— Start of Stored data —

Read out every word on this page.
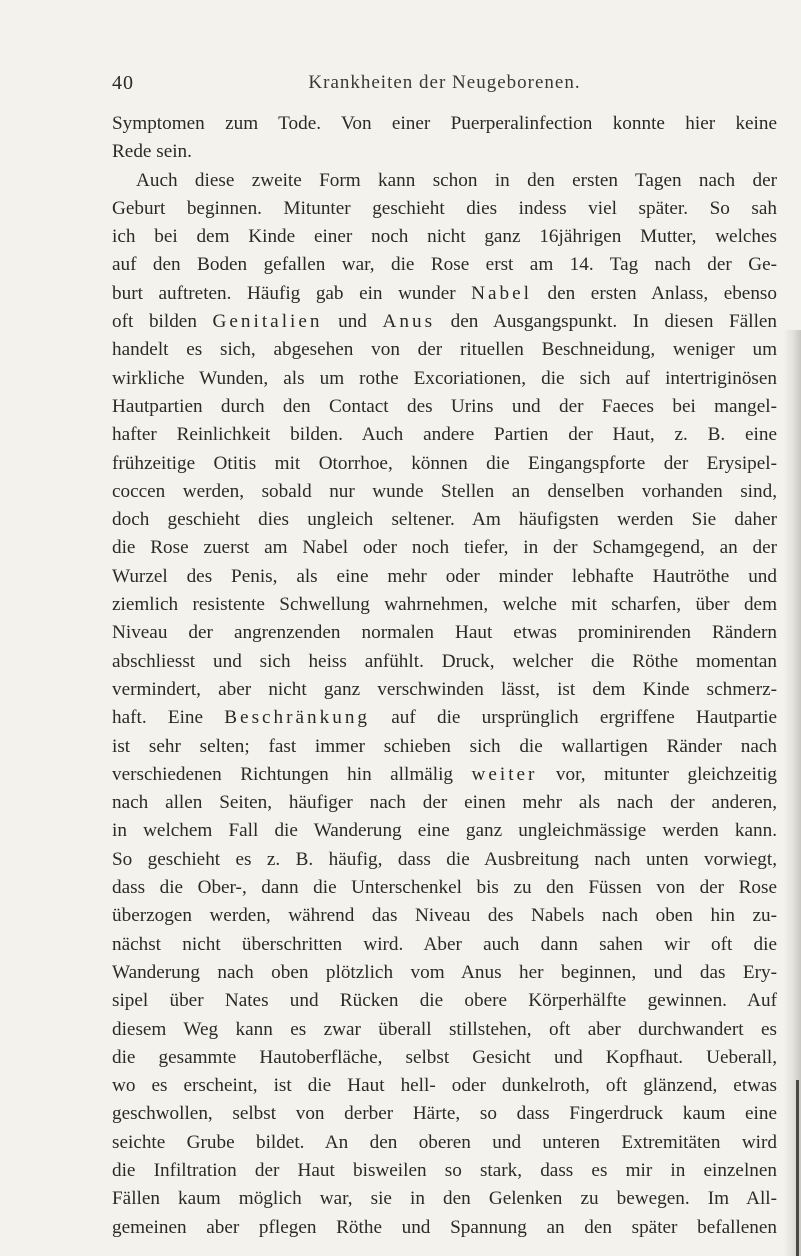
40	Krankheiten der Neugeborenen.
Symptomen zum Tode. Von einer Puerperalinfection konnte hier keine
Rede sein.
Auch diese zweite Form kann schon in den ersten Tagen nach der
Geburt beginnen. Mitunter geschieht dies indess viel später. So sah
ich bei dem Kinde einer noch nicht ganz 16jährigen Mutter, welches
auf den Boden gefallen war, die Rose erst am 14. Tag nach der Ge-
burt auftreten. Häufig gab ein wunder Nabel den ersten Anlass, ebenso
oft bilden Genitalien und Anus den Ausgangspunkt. In diesen Fällen
handelt es sich, abgesehen von der rituellen Beschneidung, weniger um
wirkliche Wunden, als um rothe Excoriationen, die sich auf intertriginösen
Hautpartien durch den Contact des Urins und der Faeces bei mangel-
hafter Reinlichkeit bilden. Auch andere Partien der Haut, z. B. eine
frühzeitige Otitis mit Otorrhoe, können die Eingangspforte der Erysipel-
coccen werden, sobald nur wunde Stellen an denselben vorhanden sind,
doch geschieht dies ungleich seltener. Am häufigsten werden Sie daher
die Rose zuerst am Nabel oder noch tiefer, in der Schamgegend, an der
Wurzel des Penis, als eine mehr oder minder lebhafte Hautröthe und
ziemlich resistente Schwellung wahrnehmen, welche mit scharfen, über dem
Niveau der angrenzenden normalen Haut etwas prominirenden Rändern
abschliesst und sich heiss anfühlt. Druck, welcher die Röthe momentan
vermindert, aber nicht ganz verschwinden lässt, ist dem Kinde schmerz-
haft. Eine Beschränkung auf die ursprünglich ergriffene Hautpartie
ist sehr selten; fast immer schieben sich die wallartigen Ränder nach
verschiedenen Richtungen hin allmälig weiter vor, mitunter gleichzeitig
nach allen Seiten, häufiger nach der einen mehr als nach der anderen,
in welchem Fall die Wanderung eine ganz ungleichmässige werden kann.
So geschieht es z. B. häufig, dass die Ausbreitung nach unten vorwiegt,
dass die Ober-, dann die Unterschenkel bis zu den Füssen von der Rose
überzogen werden, während das Niveau des Nabels nach oben hin zu-
nächst nicht überschritten wird. Aber auch dann sahen wir oft die
Wanderung nach oben plötzlich vom Anus her beginnen, und das Ery-
sipel über Nates und Rücken die obere Körperhälfte gewinnen. Auf
diesem Weg kann es zwar überall stillstehen, oft aber durchwandert es
die gesammte Hautoberfläche, selbst Gesicht und Kopfhaut. Ueberall,
wo es erscheint, ist die Haut hell- oder dunkelroth, oft glänzend, etwas
geschwollen, selbst von derber Härte, so dass Fingerdruck kaum eine
seichte Grube bildet. An den oberen und unteren Extremitäten wird
die Infiltration der Haut bisweilen so stark, dass es mir in einzelnen
Fällen kaum möglich war, sie in den Gelenken zu bewegen. Im All-
gemeinen aber pflegen Röthe und Spannung an den später befallenen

— End of Stored data —

__Task objective__: Of the lines above, how many include the word "beginnen"? Reply with the number only.

__Final result__: 2